Using the records provided below, locate and copy each line that contains the word "nghiệp".

Collected data entries:

***

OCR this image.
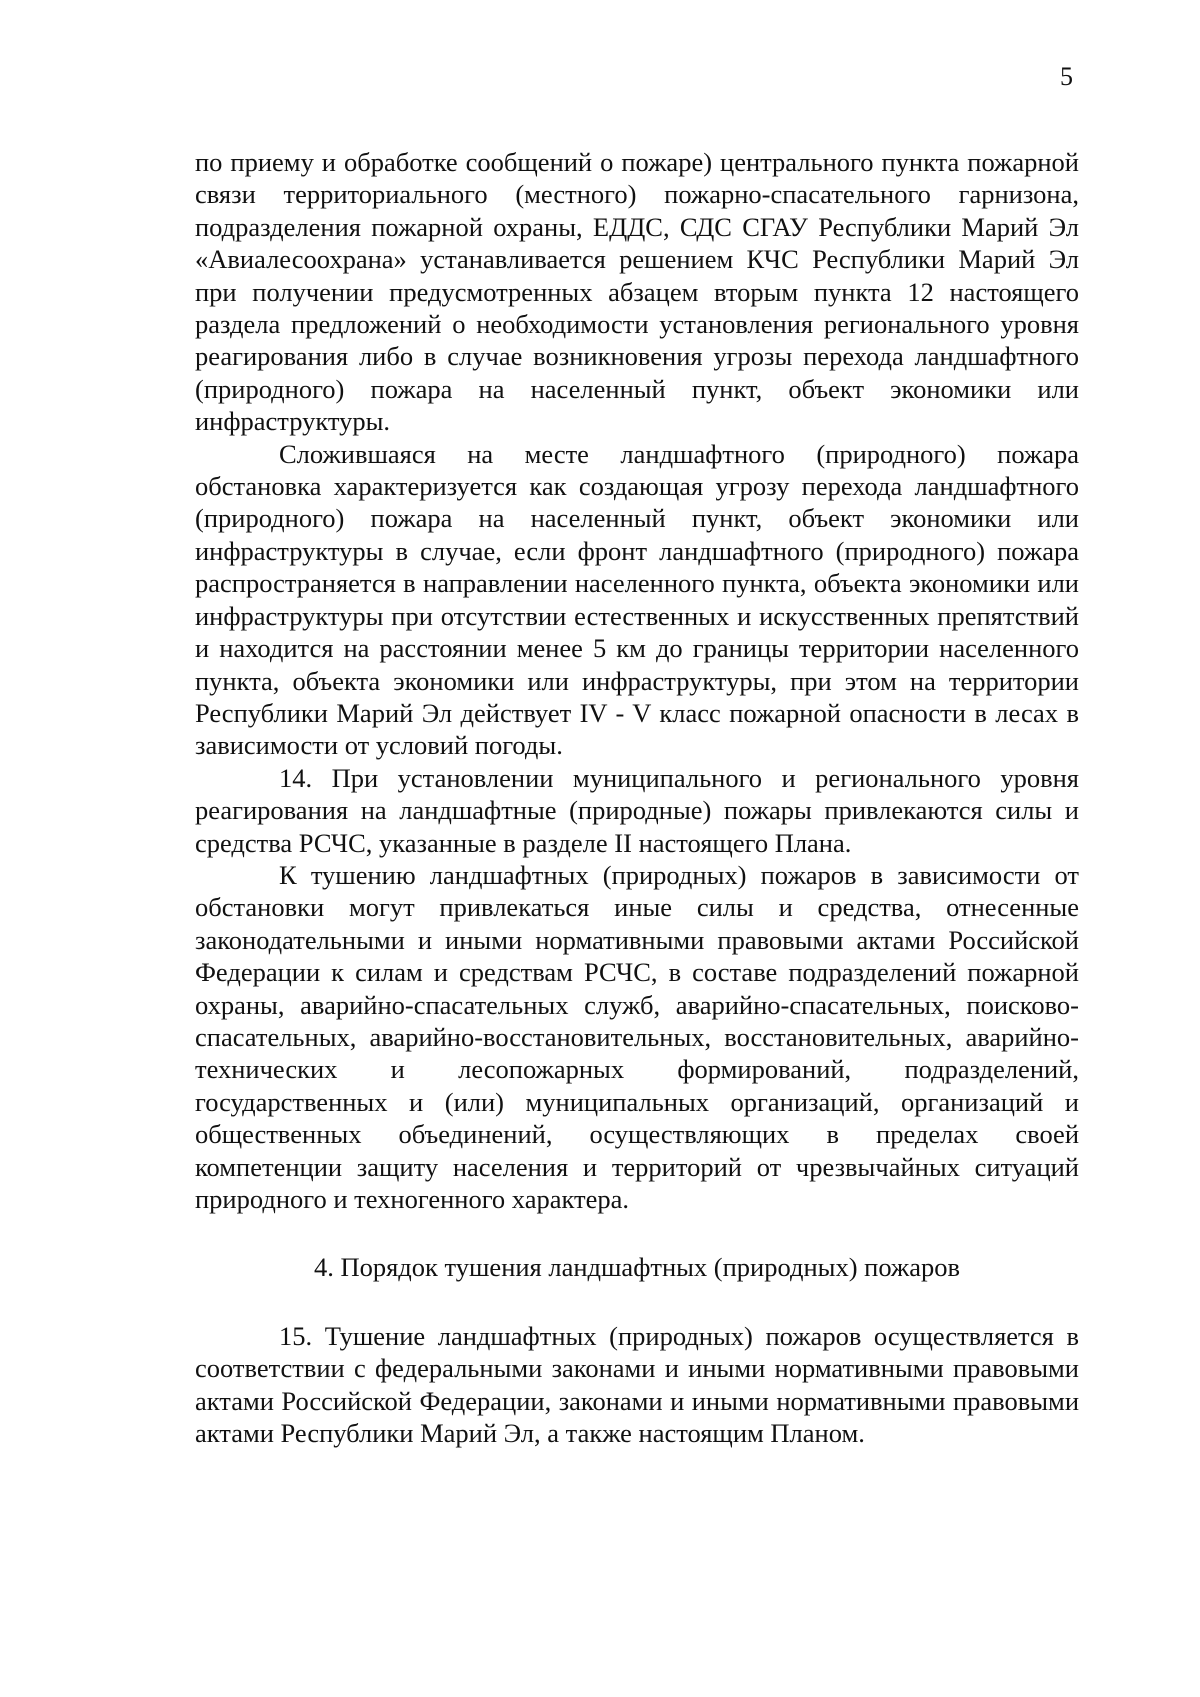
5

по приему и обработке сообщений о пожаре) центрального пункта пожарной связи территориального (местного) пожарно-спасательного гарнизона, подразделения пожарной охраны, ЕДДС, СДС СГАУ Республики Марий Эл «Авиалесоохрана» устанавливается решением КЧС Республики Марий Эл при получении предусмотренных абзацем вторым пункта 12 настоящего раздела предложений о необходимости установления регионального уровня реагирования либо в случае возникновения угрозы перехода ландшафтного (природного) пожара на населенный пункт, объект экономики или инфраструктуры.

Сложившаяся на месте ландшафтного (природного) пожара обстановка характеризуется как создающая угрозу перехода ландшафтного (природного) пожара на населенный пункт, объект экономики или инфраструктуры в случае, если фронт ландшафтного (природного) пожара распространяется в направлении населенного пункта, объекта экономики или инфраструктуры при отсутствии естественных и искусственных препятствий и находится на расстоянии менее 5 км до границы территории населенного пункта, объекта экономики или инфраструктуры, при этом на территории Республики Марий Эл действует IV - V класс пожарной опасности в лесах в зависимости от условий погоды.

14. При установлении муниципального и регионального уровня реагирования на ландшафтные (природные) пожары привлекаются силы и средства РСЧС, указанные в разделе II настоящего Плана.

К тушению ландшафтных (природных) пожаров в зависимости от обстановки могут привлекаться иные силы и средства, отнесенные законодательными и иными нормативными правовыми актами Российской Федерации к силам и средствам РСЧС, в составе подразделений пожарной охраны, аварийно-спасательных служб, аварийно-спасательных, поисково-спасательных, аварийно-восстановительных, восстановительных, аварийно-технических и лесопожарных формирований, подразделений, государственных и (или) муниципальных организаций, организаций и общественных объединений, осуществляющих в пределах своей компетенции защиту населения и территорий от чрезвычайных ситуаций природного и техногенного характера.

4. Порядок тушения ландшафтных (природных) пожаров

15. Тушение ландшафтных (природных) пожаров осуществляется в соответствии с федеральными законами и иными нормативными правовыми актами Российской Федерации, законами и иными нормативными правовыми актами Республики Марий Эл, а также настоящим Планом.
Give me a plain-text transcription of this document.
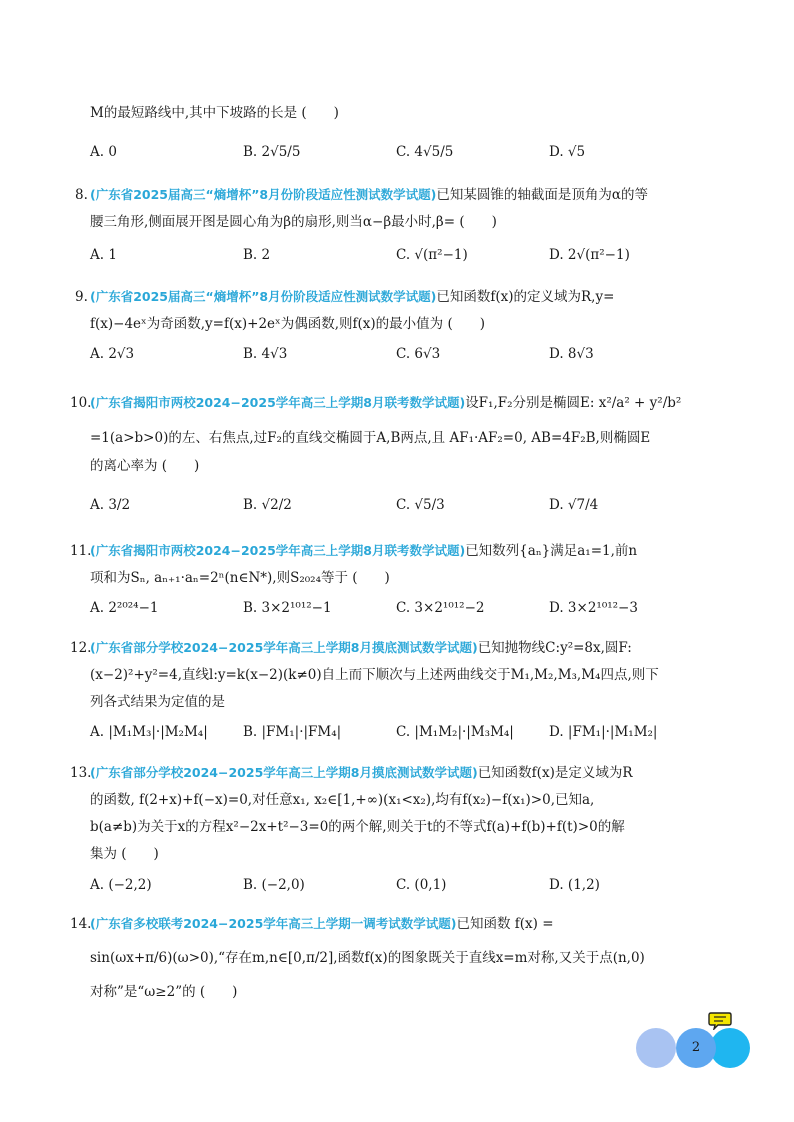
M的最短路线中,其中下坡路的长是 (　　)
A. 0	B. 2√5/5	C. 4√5/5	D. √5
8. (广东省2025届高三“熵增杯”8月份阶段适应性测试数学试题)已知某圆锥的轴截面是顶角为α的等
腰三角形,侧面展开图是圆心角为β的扇形,则当α−β最小时,β= (　　)
A. 1	B. 2	C. √(π²−1)	D. 2√(π²−1)
9. (广东省2025届高三“熵增杯”8月份阶段适应性测试数学试题)已知函数f(x)的定义域为R,y=
f(x)−4eˣ为奇函数,y=f(x)+2eˣ为偶函数,则f(x)的最小值为 (　　)
A. 2√3	B. 4√3	C. 6√3	D. 8√3
10.
(广东省揭阳市两校2024−2025学年高三上学期8月联考数学试题)设F₁,F₂分别是椭圆E: x²/a² + y²/b²
=1(a>b>0)的左、右焦点,过F₂的直线交椭圆于A,B两点,且 AF₁·AF₂=0, AB=4F₂B,则椭圆E
的离心率为 (　　)
A. 3/2	B. √2/2	C. √5/3	D. √7/4
11.
(广东省揭阳市两校2024−2025学年高三上学期8月联考数学试题)已知数列{aₙ}满足a₁=1,前n
项和为Sₙ, aₙ₊₁·aₙ=2ⁿ(n∈N*),则S₂₀₂₄等于 (　　)
A. 2²⁰²⁴−1	B. 3×2¹⁰¹²−1	C. 3×2¹⁰¹²−2	D. 3×2¹⁰¹²−3
12.
(广东省部分学校2024−2025学年高三上学期8月摸底测试数学试题)已知抛物线C:y²=8x,圆F:
(x−2)²+y²=4,直线l:y=k(x−2)(k≠0)自上而下顺次与上述两曲线交于M₁,M₂,M₃,M₄四点,则下
列各式结果为定值的是
A. |M₁M₃|·|M₂M₄|	B. |FM₁|·|FM₄|	C. |M₁M₂|·|M₃M₄|	D. |FM₁|·|M₁M₂|
13.
(广东省部分学校2024−2025学年高三上学期8月摸底测试数学试题)已知函数f(x)是定义域为R
的函数, f(2+x)+f(−x)=0,对任意x₁, x₂∈[1,+∞)(x₁<x₂),均有f(x₂)−f(x₁)>0,已知a,
b(a≠b)为关于x的方程x²−2x+t²−3=0的两个解,则关于t的不等式f(a)+f(b)+f(t)>0的解
集为 (　　)
A. (−2,2)	B. (−2,0)	C. (0,1)	D. (1,2)
14.
(广东省多校联考2024−2025学年高三上学期一调考试数学试题)已知函数 f(x) =
sin(ωx+π/6)(ω>0),“存在m,n∈[0,π/2],函数f(x)的图象既关于直线x=m对称,又关于点(n,0)
对称”是“ω≥2”的 (　　)
2
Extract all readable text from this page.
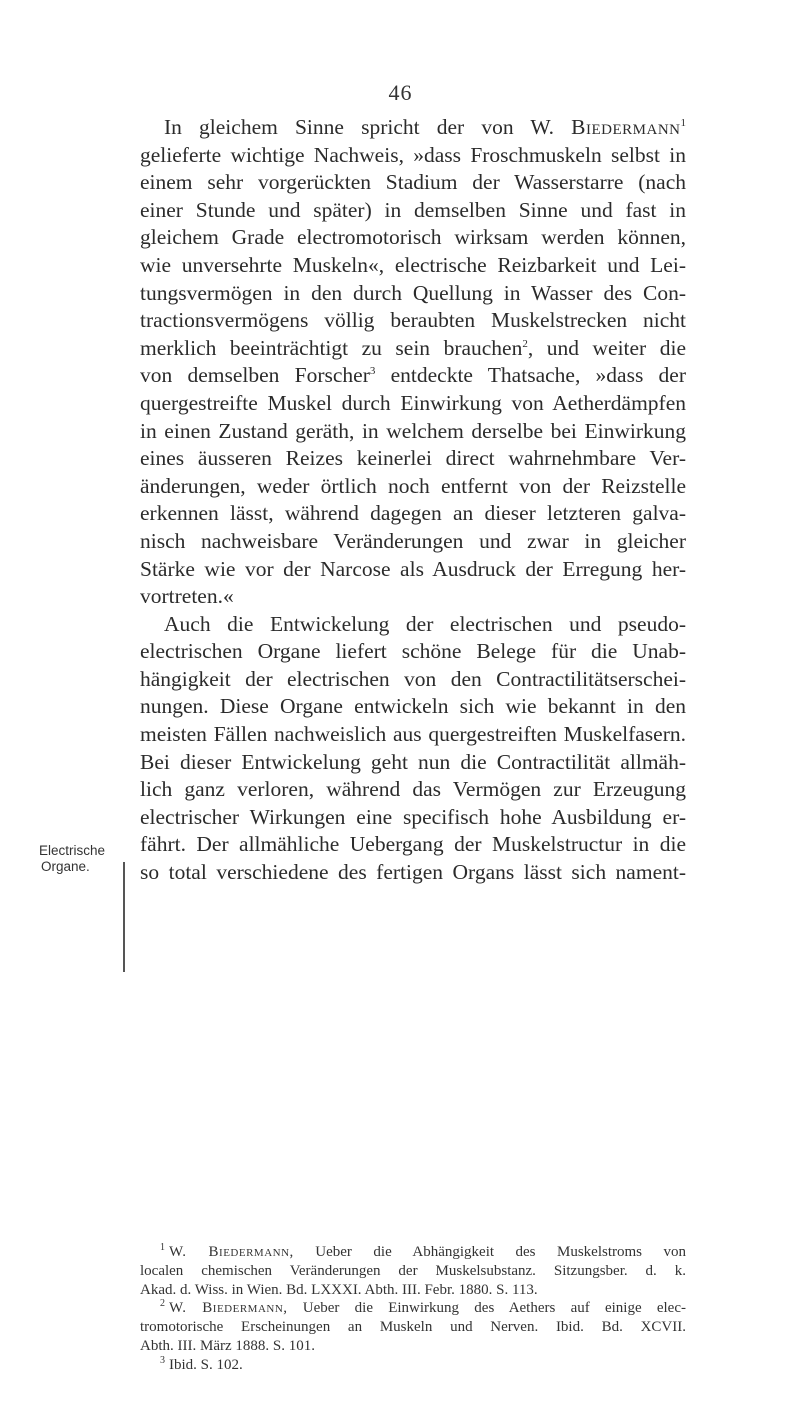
46
In gleichem Sinne spricht der von W. Biedermann$^1$
gelieferte wichtige Nachweis, »dass Froschmuskeln selbst in
einem sehr vorgerückten Stadium der Wasserstarre (nach
einer Stunde und später) in demselben Sinne und fast in
gleichem Grade electromotorisch wirksam werden können,
wie unversehrte Muskeln«, electrische Reizbarkeit und Lei-
tungsvermögen in den durch Quellung in Wasser des Con-
tractionsvermögens völlig beraubten Muskelstrecken nicht
merklich beeinträchtigt zu sein brauchen$^2$, und weiter die
von demselben Forscher$^3$ entdeckte Thatsache, »dass der
quergestreifte Muskel durch Einwirkung von Aetherdämpfen
in einen Zustand geräth, in welchem derselbe bei Einwirkung
eines äusseren Reizes keinerlei direct wahrnehmbare Ver-
änderungen, weder örtlich noch entfernt von der Reizstelle
erkennen lässt, während dagegen an dieser letzteren galva-
nisch nachweisbare Veränderungen und zwar in gleicher
Stärke wie vor der Narcose als Ausdruck der Erregung her-
vortreten.«
Auch die Entwickelung der electrischen und pseudo-
electrischen Organe liefert schöne Belege für die Unab-
hängigkeit der electrischen von den Contractilitätserschei-
nungen. Diese Organe entwickeln sich wie bekannt in den
meisten Fällen nachweislich aus quergestreiften Muskelfasern.
Bei dieser Entwickelung geht nun die Contractilität allmäh-
lich ganz verloren, während das Vermögen zur Erzeugung
electrischer Wirkungen eine specifisch hohe Ausbildung er-
fährt. Der allmähliche Uebergang der Muskelstructur in die
so total verschiedene des fertigen Organs lässt sich nament-
Electrische
Organe.
$^1$ W. Biedermann, Ueber die Abhängigkeit des Muskelstroms von
localen chemischen Veränderungen der Muskelsubstanz. Sitzungsber. d. k.
Akad. d. Wiss. in Wien. Bd. LXXXI. Abth. III. Febr. 1880. S. 113.
$^2$ W. Biedermann, Ueber die Einwirkung des Aethers auf einige elec-
tromotorische Erscheinungen an Muskeln und Nerven. Ibid. Bd. XCVII.
Abth. III. März 1888. S. 101.
$^3$ Ibid. S. 102.
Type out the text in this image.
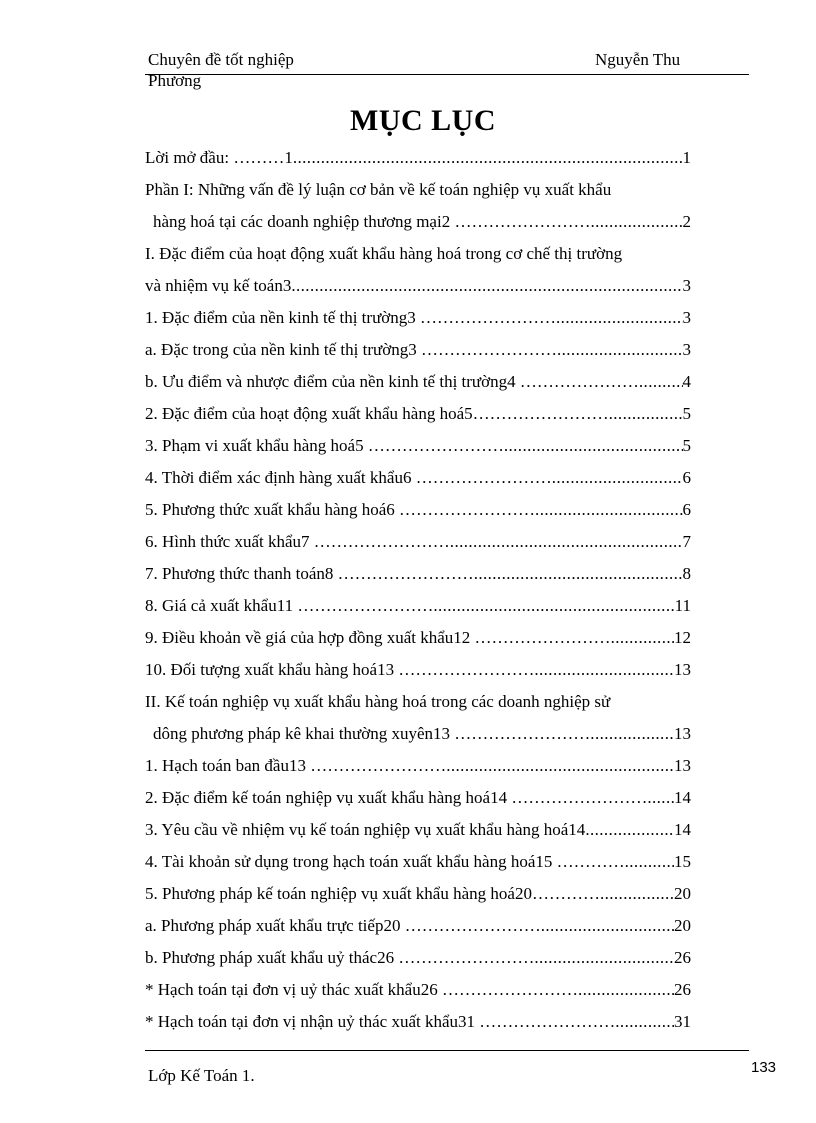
Chuyên đề tốt nghiệp	Nguyễn Thu
Phương
MỤC LỤC
Lời mở đầu: ………1 .....	1
Phần I: Những vấn đề lý luận cơ bản về kế toán nghiệp vụ xuất khẩu
hàng hoá tại các doanh nghiệp thương mại2 …………………… .....	2
I. Đặc điểm của hoạt động xuất khẩu hàng hoá trong cơ chế thị trường
và nhiệm vụ kế toán3 .....	3
1. Đặc điểm của nền kinh tế thị trường3 …………………… .....	3
a. Đặc trong của nền kinh tế thị trường3 …………………… .....	3
b. Ưu điểm và nhược điểm của nền kinh tế thị trường4 ………………… .....	4
2. Đặc điểm của hoạt động xuất khẩu hàng hoá5…………………… .....	5
3. Phạm vi xuất khẩu hàng hoá5 …………………… .....	5
4. Thời điểm xác định hàng xuất khẩu6 …………………… .....	6
5. Phương thức xuất khẩu hàng hoá6 …………………… .....	6
6. Hình thức xuất khẩu7 …………………… .....	7
7. Phương thức thanh toán8 …………………… .....	8
8. Giá cả xuất khẩu11 …………………… .....	11
9. Điều khoản về giá của hợp đồng xuất khẩu12 …………………… .....	12
10. Đối tượng xuất khẩu hàng hoá13 …………………… .....	13
II. Kế toán nghiệp vụ xuất khẩu hàng hoá trong các doanh nghiệp sử
dông phương pháp kê khai thường xuyên13 …………………… .....	13
1. Hạch toán ban đầu13 …………………… .....	13
2. Đặc điểm kế toán nghiệp vụ xuất khẩu hàng hoá14 …………………… ..... 14
3. Yêu cầu về nhiệm vụ kế toán nghiệp vụ xuất khẩu hàng hoá14 .....	14
4. Tài khoản sử dụng trong hạch toán xuất khẩu hàng hoá15 ………… .....	15
5. Phương pháp kế toán nghiệp vụ xuất khẩu hàng hoá20………… .....	20
a. Phương pháp xuất khẩu trực tiếp20 …………………… .....	20
b. Phương pháp xuất khẩu uỷ thác26 …………………… .....	26
* Hạch toán tại đơn vị uỷ thác xuất khẩu26 …………………… .....	26
* Hạch toán tại đơn vị nhận uỷ thác xuất khẩu31 …………………… .....	31
Lớp Kế Toán 1.	133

***

COMPLETE ANSWER:
Chuyên đề tốt nghiệp	Nguyễn Thu
Phần I: Những vấn đề lý luận cơ bản về kế toán nghiệp vụ xuất khẩu
hàng hoá tại các doanh nghiệp thương mại2 …………………… .....	2
II. Kế toán nghiệp vụ xuất khẩu hàng hoá trong các doanh nghiệp sử
2. Đặc điểm kế toán nghiệp vụ xuất khẩu hàng hoá14 …………………… ..... 14
3. Yêu cầu về nhiệm vụ kế toán nghiệp vụ xuất khẩu hàng hoá14 .....	14
5. Phương pháp kế toán nghiệp vụ xuất khẩu hàng hoá20………… .....	20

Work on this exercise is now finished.